Required task →
What is the number of lines containing "interval"? Give only that number.

>>>

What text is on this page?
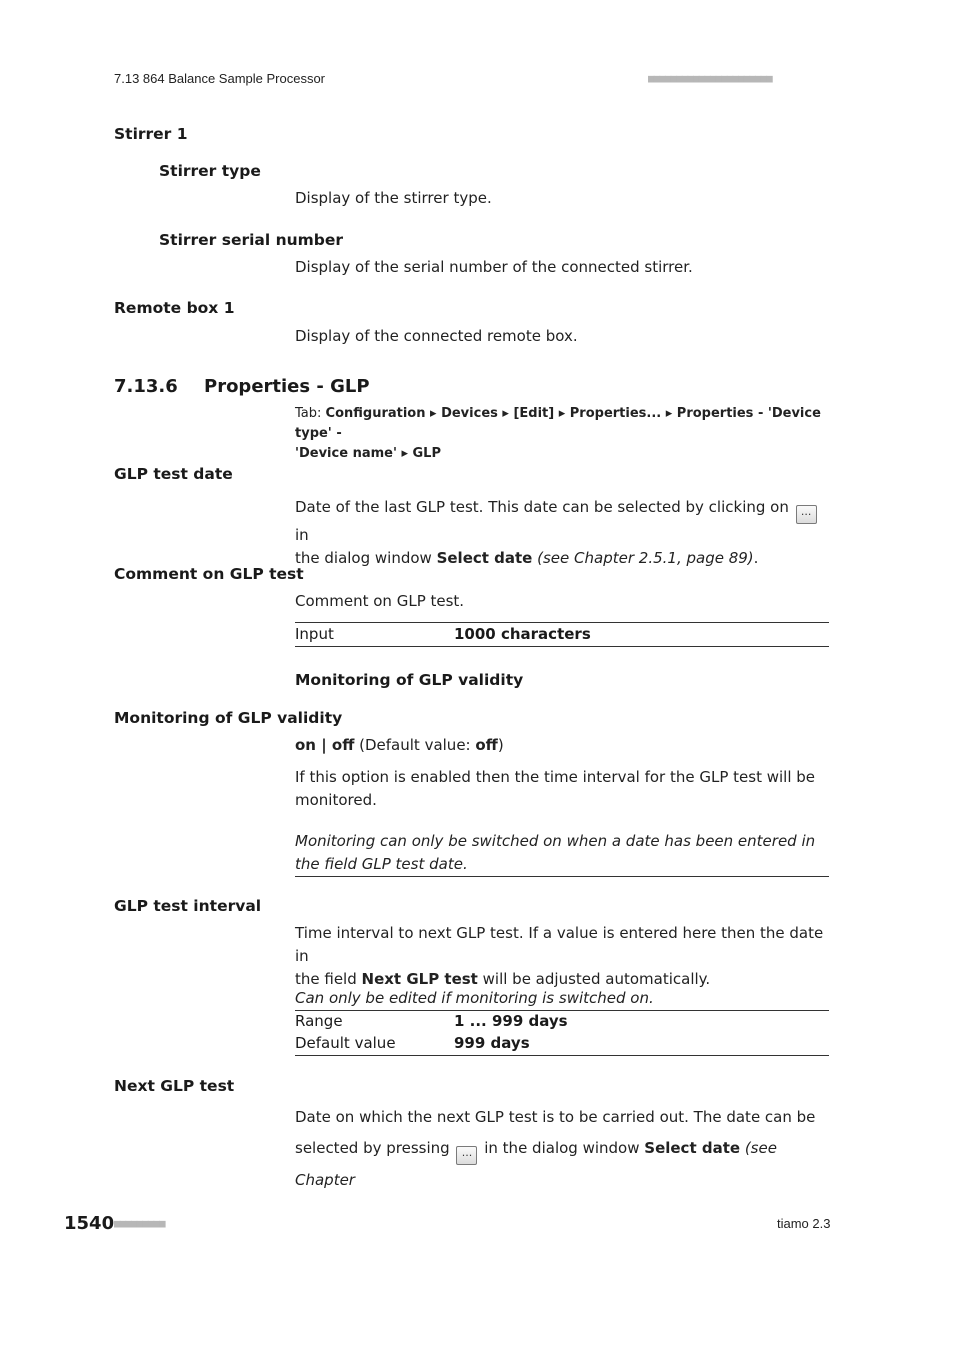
7.13 864 Balance Sample Processor	■■■■■■■■■■■■■■■■■■■■■■
Stirrer 1
Stirrer type
Display of the stirrer type.
Stirrer serial number
Display of the serial number of the connected stirrer.
Remote box 1
Display of the connected remote box.
7.13.6 Properties - GLP
Tab: Configuration ▸ Devices ▸ [Edit] ▸ Properties... ▸ Properties - 'Device type' -
'Device name' ▸ GLP
GLP test date
Date of the last GLP test. This date can be selected by clicking on ... in
the dialog window Select date (see Chapter 2.5.1, page 89).
Comment on GLP test
Comment on GLP test.
Input	1000 characters
Monitoring of GLP validity
Monitoring of GLP validity
on | off (Default value: off)
If this option is enabled then the time interval for the GLP test will be
monitored.
Monitoring can only be switched on when a date has been entered in
the field GLP test date.
GLP test interval
Time interval to next GLP test. If a value is entered here then the date in
the field Next GLP test will be adjusted automatically.
Can only be edited if monitoring is switched on.
Range	1 ... 999 days
Default value	999 days
Next GLP test
Date on which the next GLP test is to be carried out. The date can be
selected by pressing ... in the dialog window Select date (see Chapter
1540 ■■■■■■■■■	tiamo 2.3
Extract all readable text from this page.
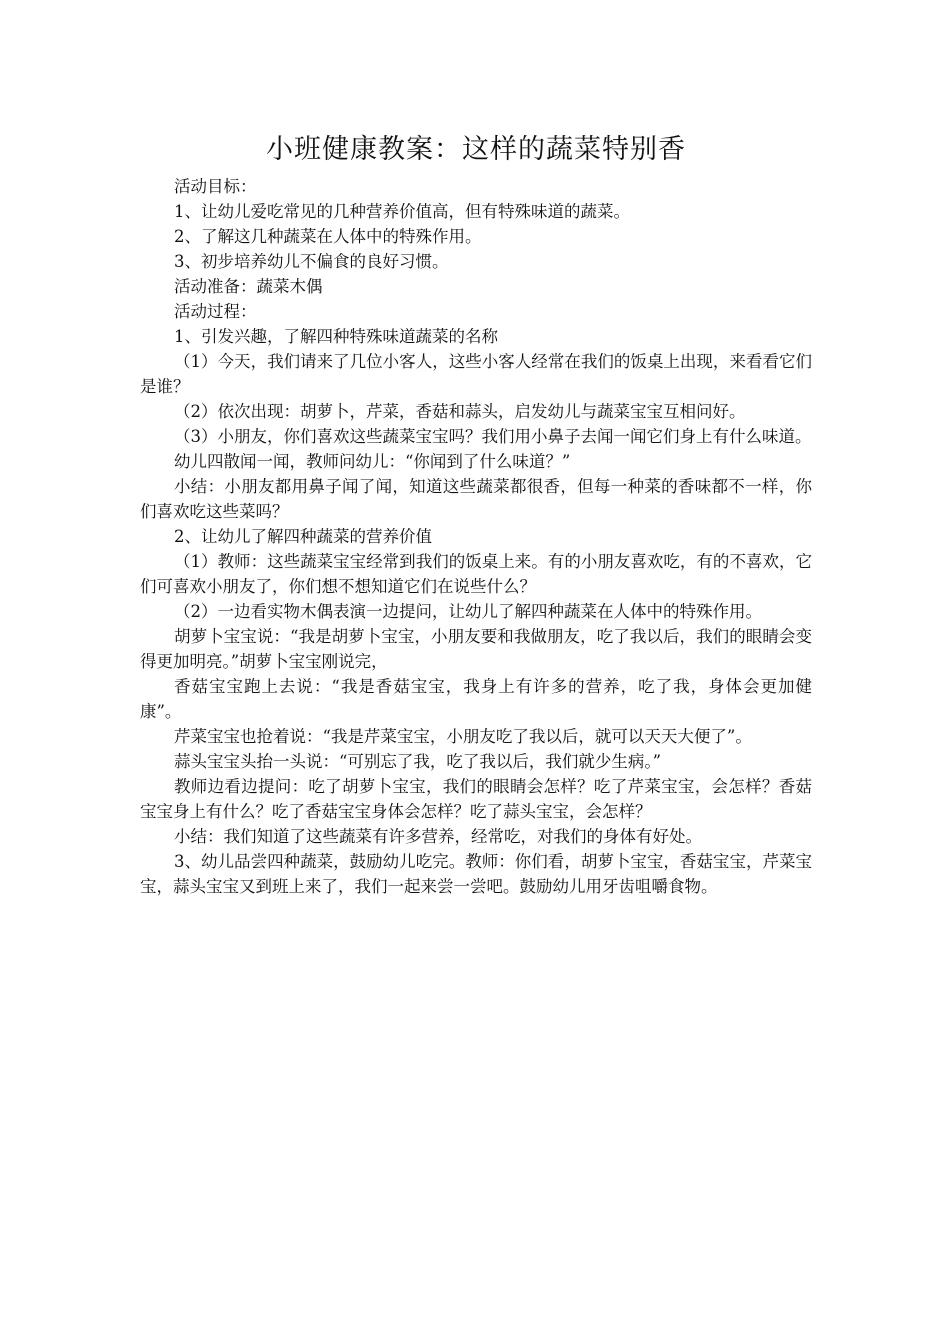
小班健康教案：这样的蔬菜特别香

活动目标：

1、让幼儿爱吃常见的几种营养价值高，但有特殊味道的蔬菜。

2、了解这几种蔬菜在人体中的特殊作用。

3、初步培养幼儿不偏食的良好习惯。

活动准备：蔬菜木偶

活动过程：

1、引发兴趣，了解四种特殊味道蔬菜的名称

（1）今天，我们请来了几位小客人，这些小客人经常在我们的饭桌上出现，来看看它们是谁？

（2）依次出现：胡萝卜，芹菜，香菇和蒜头，启发幼儿与蔬菜宝宝互相问好。

（3）小朋友，你们喜欢这些蔬菜宝宝吗？我们用小鼻子去闻一闻它们身上有什么味道。

幼儿四散闻一闻，教师问幼儿：“你闻到了什么味道？”

小结：小朋友都用鼻子闻了闻，知道这些蔬菜都很香，但每一种菜的香味都不一样，你们喜欢吃这些菜吗？

2、让幼儿了解四种蔬菜的营养价值

（1）教师：这些蔬菜宝宝经常到我们的饭桌上来。有的小朋友喜欢吃，有的不喜欢，它们可喜欢小朋友了，你们想不想知道它们在说些什么？

（2）一边看实物木偶表演一边提问，让幼儿了解四种蔬菜在人体中的特殊作用。

胡萝卜宝宝说：“我是胡萝卜宝宝，小朋友要和我做朋友，吃了我以后，我们的眼睛会变得更加明亮。”胡萝卜宝宝刚说完，

香菇宝宝跑上去说：“我是香菇宝宝，我身上有许多的营养，吃了我，身体会更加健康”。

芹菜宝宝也抢着说：“我是芹菜宝宝，小朋友吃了我以后，就可以天天大便了”。

蒜头宝宝头抬一头说：“可别忘了我，吃了我以后，我们就少生病。”

教师边看边提问：吃了胡萝卜宝宝，我们的眼睛会怎样？吃了芹菜宝宝，会怎样？香菇宝宝身上有什么？吃了香菇宝宝身体会怎样？吃了蒜头宝宝，会怎样？

小结：我们知道了这些蔬菜有许多营养，经常吃，对我们的身体有好处。

3、幼儿品尝四种蔬菜，鼓励幼儿吃完。教师：你们看，胡萝卜宝宝，香菇宝宝，芹菜宝宝，蒜头宝宝又到班上来了，我们一起来尝一尝吧。鼓励幼儿用牙齿咀嚼食物。
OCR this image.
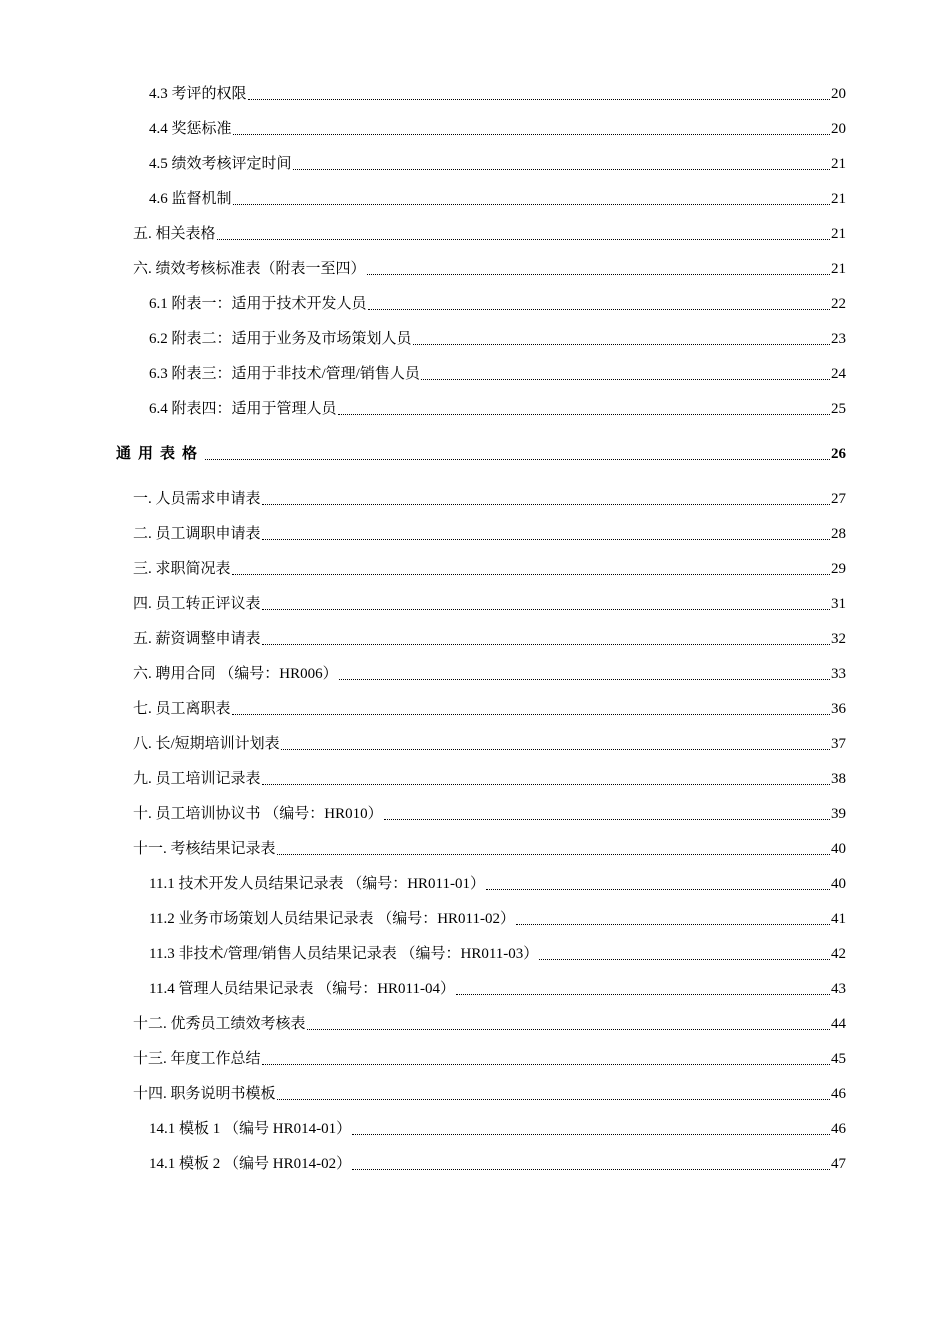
4.3 考评的权限	20
4.4 奖惩标准	20
4.5 绩效考核评定时间	21
4.6 监督机制	21
五. 相关表格	21
六. 绩效考核标准表（附表一至四）	21
6.1 附表一：适用于技术开发人员	22
6.2 附表二：适用于业务及市场策划人员	23
6.3 附表三：适用于非技术/管理/销售人员	24
6.4 附表四：适用于管理人员	25
通用表格	26
一. 人员需求申请表	27
二. 员工调职申请表	28
三. 求职简况表	29
四. 员工转正评议表	31
五. 薪资调整申请表	32
六. 聘用合同 （编号：HR006）	33
七. 员工离职表	36
八. 长/短期培训计划表	37
九. 员工培训记录表	38
十. 员工培训协议书 （编号：HR010）	39
十一. 考核结果记录表	40
11.1 技术开发人员结果记录表 （编号：HR011-01）	40
11.2 业务市场策划人员结果记录表 （编号：HR011-02）	41
11.3 非技术/管理/销售人员结果记录表 （编号：HR011-03）	42
11.4 管理人员结果记录表 （编号：HR011-04）	43
十二. 优秀员工绩效考核表	44
十三. 年度工作总结	45
十四. 职务说明书模板	46
14.1 模板 1 （编号 HR014-01）	46
14.1 模板 2 （编号 HR014-02）	47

<<<

Task output →
3